··· Text provided ···
American Heart Association Releases Scientific Statement on Central Retinal Artery Occlusion, Calling it Eye Stroke 

03/08/2021

The American Heart Association and American Stroke Association have released a new scientific statement in Stroke,  regarding central retinal artery occlusion (CRAO) as a form of ischemic stroke. The statement reviews the evidence that CRAO is also a warning of future brain strokes that needs immediate medical treatment to reduce damage and possibly prevent future strokes. CRAO typically causes painless, immediate vision loss in the impacted eye, with fewer than 20% of people regaining functional vision in the eye. 

Most concerning is the fact that many practitioners may not recognize CRAO as a form of stroke, resulting in delayed testing and treatment.
··· Extracted data ···
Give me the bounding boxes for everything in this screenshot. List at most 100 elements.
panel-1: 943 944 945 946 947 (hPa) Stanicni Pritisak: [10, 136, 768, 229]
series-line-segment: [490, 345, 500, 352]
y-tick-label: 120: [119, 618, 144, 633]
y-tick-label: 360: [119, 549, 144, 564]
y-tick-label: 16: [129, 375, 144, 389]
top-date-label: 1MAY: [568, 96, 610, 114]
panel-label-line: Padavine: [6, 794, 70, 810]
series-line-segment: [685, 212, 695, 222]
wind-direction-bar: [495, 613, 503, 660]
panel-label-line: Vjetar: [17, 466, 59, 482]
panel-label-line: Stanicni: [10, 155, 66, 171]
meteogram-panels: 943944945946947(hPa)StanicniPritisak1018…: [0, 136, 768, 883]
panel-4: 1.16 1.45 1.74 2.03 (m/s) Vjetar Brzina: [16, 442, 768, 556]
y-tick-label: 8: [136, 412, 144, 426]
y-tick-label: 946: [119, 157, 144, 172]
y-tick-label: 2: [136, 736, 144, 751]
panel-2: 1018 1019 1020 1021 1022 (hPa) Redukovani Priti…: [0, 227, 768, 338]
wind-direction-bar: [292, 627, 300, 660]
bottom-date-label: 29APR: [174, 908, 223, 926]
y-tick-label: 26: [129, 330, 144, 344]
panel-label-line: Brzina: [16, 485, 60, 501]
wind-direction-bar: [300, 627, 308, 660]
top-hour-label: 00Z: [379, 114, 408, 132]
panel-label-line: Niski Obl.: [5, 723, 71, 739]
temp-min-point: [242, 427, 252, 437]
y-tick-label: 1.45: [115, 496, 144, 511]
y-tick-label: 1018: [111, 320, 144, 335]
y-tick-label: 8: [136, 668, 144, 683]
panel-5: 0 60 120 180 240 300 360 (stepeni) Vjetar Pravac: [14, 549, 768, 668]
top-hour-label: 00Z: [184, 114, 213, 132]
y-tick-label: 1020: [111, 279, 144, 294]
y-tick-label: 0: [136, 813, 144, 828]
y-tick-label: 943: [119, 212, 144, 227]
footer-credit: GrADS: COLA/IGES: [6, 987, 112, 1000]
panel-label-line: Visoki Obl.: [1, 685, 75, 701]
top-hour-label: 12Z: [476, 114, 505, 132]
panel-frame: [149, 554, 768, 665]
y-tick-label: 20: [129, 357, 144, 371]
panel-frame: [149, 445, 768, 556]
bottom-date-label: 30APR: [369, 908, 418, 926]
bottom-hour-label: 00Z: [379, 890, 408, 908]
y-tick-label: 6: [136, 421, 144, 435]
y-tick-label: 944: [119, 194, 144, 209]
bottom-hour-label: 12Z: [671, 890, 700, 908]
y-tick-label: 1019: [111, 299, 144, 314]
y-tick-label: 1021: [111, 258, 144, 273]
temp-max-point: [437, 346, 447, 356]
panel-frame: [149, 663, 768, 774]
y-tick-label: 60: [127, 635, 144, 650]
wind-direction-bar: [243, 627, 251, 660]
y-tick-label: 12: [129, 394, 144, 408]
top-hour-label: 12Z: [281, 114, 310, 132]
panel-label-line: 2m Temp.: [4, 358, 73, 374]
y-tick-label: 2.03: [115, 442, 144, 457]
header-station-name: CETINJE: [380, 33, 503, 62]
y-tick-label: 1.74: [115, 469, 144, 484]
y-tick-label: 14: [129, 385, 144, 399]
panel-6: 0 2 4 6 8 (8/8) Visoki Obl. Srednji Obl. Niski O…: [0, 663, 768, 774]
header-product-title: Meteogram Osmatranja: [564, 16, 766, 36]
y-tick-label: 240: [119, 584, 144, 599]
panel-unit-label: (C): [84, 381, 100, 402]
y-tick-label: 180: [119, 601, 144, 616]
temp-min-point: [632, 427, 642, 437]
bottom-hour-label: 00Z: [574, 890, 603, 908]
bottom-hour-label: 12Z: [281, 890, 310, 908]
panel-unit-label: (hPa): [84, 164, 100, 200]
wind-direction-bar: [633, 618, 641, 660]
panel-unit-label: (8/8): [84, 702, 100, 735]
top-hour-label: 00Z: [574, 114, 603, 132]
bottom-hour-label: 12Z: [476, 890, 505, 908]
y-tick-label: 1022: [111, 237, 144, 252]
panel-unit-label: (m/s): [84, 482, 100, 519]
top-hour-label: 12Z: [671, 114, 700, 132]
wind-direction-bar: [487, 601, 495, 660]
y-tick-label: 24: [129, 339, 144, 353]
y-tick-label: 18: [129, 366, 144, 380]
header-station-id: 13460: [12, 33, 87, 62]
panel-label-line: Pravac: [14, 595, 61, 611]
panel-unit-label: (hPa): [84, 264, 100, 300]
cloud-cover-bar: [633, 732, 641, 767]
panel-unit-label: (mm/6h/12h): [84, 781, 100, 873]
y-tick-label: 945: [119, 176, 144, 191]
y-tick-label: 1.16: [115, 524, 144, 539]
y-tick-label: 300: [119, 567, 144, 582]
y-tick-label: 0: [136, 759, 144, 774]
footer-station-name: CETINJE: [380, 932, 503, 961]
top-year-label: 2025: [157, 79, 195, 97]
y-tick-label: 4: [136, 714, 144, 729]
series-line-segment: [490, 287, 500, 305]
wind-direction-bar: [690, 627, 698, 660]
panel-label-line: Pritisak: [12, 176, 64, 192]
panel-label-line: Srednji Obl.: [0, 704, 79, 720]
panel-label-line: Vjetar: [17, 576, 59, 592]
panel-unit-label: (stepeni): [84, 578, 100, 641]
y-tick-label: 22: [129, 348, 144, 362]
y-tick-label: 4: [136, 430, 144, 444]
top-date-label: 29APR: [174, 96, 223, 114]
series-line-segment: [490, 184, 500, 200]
···
» **Exercise description**
Reproduce word for word the passage of the article on central retinal artery occlusion that begins at the words "American Heart Association Releases" and ends after the words "testing and treatment.". Draw only on the article on central retinal artery occlusion, using no outside knowledge.

» **Written solution**
American Heart Association Releases Scientific Statement on Central Retinal Artery Occlusion, Calling it Eye Stroke 

03/08/2021

The American Heart Association and American Stroke Association have released a new scientific statement in Stroke,  regarding central retinal artery occlusion (CRAO) as a form of ischemic stroke. The statement reviews the evidence that CRAO is also a warning of future brain strokes that needs immediate medical treatment to reduce damage and possibly prevent future strokes. CRAO typically causes painless, immediate vision loss in the impacted eye, with fewer than 20% of people regaining functional vision in the eye. 

Most concerning is the fact that many practitioners may not recognize CRAO as a form of stroke, resulting in delayed testing and treatment.